= Document =

** BEGIN **

Here are some pics of my garden this year. Now that we are in September, I wanted to capture it in all it’s glory before it’s gone. I’ve worked hard tweaking out the infrastructure with new framed beds and weed barriers and wood chips in the paths this year. Having retired from the Santa Fe Farmers Market two seasons ago has allowed me to do more in the garden. I also added some perennial fruit like raspberries and blackberries since I don’t need space for 125 tomato plants anymore! By mid-October or sooner, it will be toast with the first frost so might as well enjoy it while I have it. I have an abundance of flowers this year that I grew for my edible flower class and besides being beautiful and edible, they attract many beneficial insects and pollinators. Hope you enjoy it as much as I do!
It’s apricot season and I’ve been picking lots! It’s unusual to get apricots here in Santa Fe (about every 7 years for me) as usually a late freeze comes in spring and freezes all the blossoms, but not this year!
I have a wonderful apricot jam recipe that has St. Germain’s liquor in it. St Germain’s is a liquor made out of elderberries and is delicious by itself but when added to apricot jam while cooking, it gives a wonderful floral nuance to the jam that is delicious. So I am excited to make more this year as I’m down to my last jar of apricot jam. The recipe can be found here.
Wow, what a fruit season it’s been so far-first mega strawberries, then thousands of cherries, now apricots and my neighbor has salmonberries now and coming up right behind will be raspberries and blackberries in another month and then apples in the fall.
AND we haven’t even gotten to the veggies being produced right now but that’s for another post!
My strawberries are going nuts this year. This is the biggest crop I’ve ever had in 25 years! I think we’ve harvested about 6 GALLONS of them so far and still more to go. I think it’s because of all the moisture we had this winter and spring AND the Azomite mineral supplement I gave them last year. I’ve taken them to parties, given them to friends who froze some, and I’m am going to make some galettes and strawberry-balsamic jam with some of them and trading Bob’s cherries for some as well (I hope-are you listening Bob?)
As far as perennial fruit goes, I already cut back the new raspberry plants a few days ago. They are a fall variety called Polana from Norse nursery online. They were fantastic last year with us harvesting lots of raspberries in their first year. So this is their first trimming. I trimmed them back within an inch or two of the ground and they are all still alive. I wasn’t sure as I forgot to water them last fall for a few months but with all the precipitation we got this winter, they are fine.
I also cut back the new blackberry plants called Triple Crown, and saw lots of new start-ups that rooted that I will move. Now I won’t have to buy some to finish up the blackberry row. Hopefully I will get blackberries in their second year.
Today I pulled away all the dead leaves around the rhubarb (Victoria) and they are starting to come up too. A very hardy perennial plant.

** END **

= Data entries =
** BEGIN **

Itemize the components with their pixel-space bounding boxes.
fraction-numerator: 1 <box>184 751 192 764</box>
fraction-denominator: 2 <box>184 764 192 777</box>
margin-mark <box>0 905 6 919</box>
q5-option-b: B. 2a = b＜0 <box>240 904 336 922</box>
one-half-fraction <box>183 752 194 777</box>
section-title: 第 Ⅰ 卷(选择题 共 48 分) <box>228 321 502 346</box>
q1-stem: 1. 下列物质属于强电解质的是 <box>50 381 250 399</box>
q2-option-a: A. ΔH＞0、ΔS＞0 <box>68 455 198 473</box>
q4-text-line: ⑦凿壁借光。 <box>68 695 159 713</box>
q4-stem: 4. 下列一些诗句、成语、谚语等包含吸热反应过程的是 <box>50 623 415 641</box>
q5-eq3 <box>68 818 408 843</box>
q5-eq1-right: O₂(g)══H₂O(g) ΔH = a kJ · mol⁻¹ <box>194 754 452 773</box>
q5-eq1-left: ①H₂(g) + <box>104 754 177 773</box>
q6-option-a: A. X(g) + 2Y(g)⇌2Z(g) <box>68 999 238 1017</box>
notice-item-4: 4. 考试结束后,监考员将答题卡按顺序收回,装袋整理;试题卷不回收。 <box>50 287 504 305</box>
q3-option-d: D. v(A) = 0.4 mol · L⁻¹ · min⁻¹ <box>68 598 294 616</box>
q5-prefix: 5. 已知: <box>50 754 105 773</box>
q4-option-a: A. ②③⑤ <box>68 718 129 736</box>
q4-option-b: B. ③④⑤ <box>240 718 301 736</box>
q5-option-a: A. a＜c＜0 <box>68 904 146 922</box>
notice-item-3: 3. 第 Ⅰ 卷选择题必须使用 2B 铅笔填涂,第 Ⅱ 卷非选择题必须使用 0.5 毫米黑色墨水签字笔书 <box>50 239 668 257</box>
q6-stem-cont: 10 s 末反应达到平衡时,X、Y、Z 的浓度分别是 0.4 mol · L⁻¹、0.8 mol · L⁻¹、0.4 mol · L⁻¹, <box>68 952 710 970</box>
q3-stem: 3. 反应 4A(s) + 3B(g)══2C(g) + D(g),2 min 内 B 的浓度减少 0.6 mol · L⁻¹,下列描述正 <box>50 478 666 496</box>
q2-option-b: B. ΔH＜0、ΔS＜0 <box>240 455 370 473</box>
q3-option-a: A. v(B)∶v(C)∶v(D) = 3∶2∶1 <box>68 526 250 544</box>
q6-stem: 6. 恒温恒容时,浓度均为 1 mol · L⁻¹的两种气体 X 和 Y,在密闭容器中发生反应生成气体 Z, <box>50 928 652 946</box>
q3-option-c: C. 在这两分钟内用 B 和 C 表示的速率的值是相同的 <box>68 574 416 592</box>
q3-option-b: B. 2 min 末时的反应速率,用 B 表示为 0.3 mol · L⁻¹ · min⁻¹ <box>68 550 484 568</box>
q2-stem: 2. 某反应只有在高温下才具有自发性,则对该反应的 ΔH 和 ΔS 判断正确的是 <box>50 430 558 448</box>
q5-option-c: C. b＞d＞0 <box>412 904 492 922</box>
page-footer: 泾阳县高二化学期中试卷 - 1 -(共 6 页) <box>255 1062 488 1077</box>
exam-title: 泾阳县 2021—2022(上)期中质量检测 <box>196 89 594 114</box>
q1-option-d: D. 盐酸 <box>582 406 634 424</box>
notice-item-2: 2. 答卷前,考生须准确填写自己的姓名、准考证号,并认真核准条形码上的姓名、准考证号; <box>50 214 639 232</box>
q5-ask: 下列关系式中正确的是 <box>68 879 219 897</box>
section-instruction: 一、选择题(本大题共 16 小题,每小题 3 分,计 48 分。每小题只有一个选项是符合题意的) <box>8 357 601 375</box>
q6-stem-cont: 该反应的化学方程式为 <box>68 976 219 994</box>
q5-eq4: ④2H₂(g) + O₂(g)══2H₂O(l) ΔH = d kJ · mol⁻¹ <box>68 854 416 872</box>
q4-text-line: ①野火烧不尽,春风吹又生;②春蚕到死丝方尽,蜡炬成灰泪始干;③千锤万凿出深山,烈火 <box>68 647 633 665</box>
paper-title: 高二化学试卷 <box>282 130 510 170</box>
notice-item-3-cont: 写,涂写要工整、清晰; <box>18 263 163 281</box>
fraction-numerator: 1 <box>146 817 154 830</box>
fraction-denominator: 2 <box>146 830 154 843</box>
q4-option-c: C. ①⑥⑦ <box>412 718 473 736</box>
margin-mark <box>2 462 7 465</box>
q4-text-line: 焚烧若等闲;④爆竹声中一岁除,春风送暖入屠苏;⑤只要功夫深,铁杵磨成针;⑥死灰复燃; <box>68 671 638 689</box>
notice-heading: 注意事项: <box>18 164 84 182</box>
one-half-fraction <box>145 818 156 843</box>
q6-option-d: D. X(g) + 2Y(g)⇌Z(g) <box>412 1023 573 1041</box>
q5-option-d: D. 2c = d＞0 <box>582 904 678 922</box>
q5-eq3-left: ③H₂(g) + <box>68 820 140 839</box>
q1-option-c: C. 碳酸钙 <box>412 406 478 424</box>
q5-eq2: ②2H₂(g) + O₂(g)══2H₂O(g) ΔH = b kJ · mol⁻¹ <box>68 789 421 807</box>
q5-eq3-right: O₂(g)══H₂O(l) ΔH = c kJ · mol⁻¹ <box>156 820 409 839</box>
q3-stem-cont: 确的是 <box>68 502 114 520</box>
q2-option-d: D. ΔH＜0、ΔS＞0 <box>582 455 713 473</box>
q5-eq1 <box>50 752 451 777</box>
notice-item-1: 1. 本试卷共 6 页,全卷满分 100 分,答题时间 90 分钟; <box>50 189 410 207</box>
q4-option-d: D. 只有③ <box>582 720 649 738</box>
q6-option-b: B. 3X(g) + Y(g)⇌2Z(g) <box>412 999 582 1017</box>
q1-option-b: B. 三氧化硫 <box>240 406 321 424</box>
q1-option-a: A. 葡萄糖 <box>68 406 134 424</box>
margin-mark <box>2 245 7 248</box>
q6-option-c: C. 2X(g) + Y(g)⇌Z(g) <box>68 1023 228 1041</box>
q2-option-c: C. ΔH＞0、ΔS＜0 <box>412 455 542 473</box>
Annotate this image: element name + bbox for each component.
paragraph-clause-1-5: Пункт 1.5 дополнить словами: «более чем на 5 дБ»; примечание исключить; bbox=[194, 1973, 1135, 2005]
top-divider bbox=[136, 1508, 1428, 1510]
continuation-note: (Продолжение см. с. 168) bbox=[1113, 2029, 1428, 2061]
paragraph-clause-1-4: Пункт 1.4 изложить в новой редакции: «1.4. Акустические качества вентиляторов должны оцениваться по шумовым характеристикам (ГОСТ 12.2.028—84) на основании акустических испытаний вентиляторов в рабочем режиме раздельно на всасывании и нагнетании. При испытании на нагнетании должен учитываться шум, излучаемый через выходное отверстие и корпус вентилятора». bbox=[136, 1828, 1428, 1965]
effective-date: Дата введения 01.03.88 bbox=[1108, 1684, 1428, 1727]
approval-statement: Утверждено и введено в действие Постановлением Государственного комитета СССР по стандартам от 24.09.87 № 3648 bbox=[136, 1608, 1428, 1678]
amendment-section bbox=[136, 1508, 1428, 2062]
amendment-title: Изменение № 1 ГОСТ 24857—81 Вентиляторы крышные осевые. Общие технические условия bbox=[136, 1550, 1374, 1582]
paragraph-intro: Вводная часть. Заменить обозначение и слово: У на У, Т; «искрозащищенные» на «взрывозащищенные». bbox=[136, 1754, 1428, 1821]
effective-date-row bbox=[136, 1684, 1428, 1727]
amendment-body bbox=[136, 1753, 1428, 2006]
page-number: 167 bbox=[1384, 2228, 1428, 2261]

** END **

= Tasks and exercises =
1) According to the garden blog post, how often does the writer get apricots in Santa Fe?
2) Continue the garden blog post from its last sentence, about the rhubarb.

= Answers to the tasks =
1) About every 7 years.

2)
I checked the strawberries and pulled all the dead borage plants that grow up in the strawberry patch each year from dropped seeds. Borage is a good companion plant for strawberries and the bees love them. The strawberries need a haircut too-but not too short. The strawberries did fantastic last year.
The verdict is out on the artichoke. It came back last year in its second year but I don’t see any signs of life yet this year. They actually are not supposed to be grown here as a perennial because we are in a colder zone than they like, so we will see if it makes it or not.
Next up is to prune back the grapes and the apple trees and other fruit trees. I’m late on the apple trees but they need to be desperately thinned and pruned now before they come back to life. Last year I put Azomite, a mineral supplement, in my veggie garden which really helped the crops and I have some leftover which I will sprinkle around the fruit trees this year.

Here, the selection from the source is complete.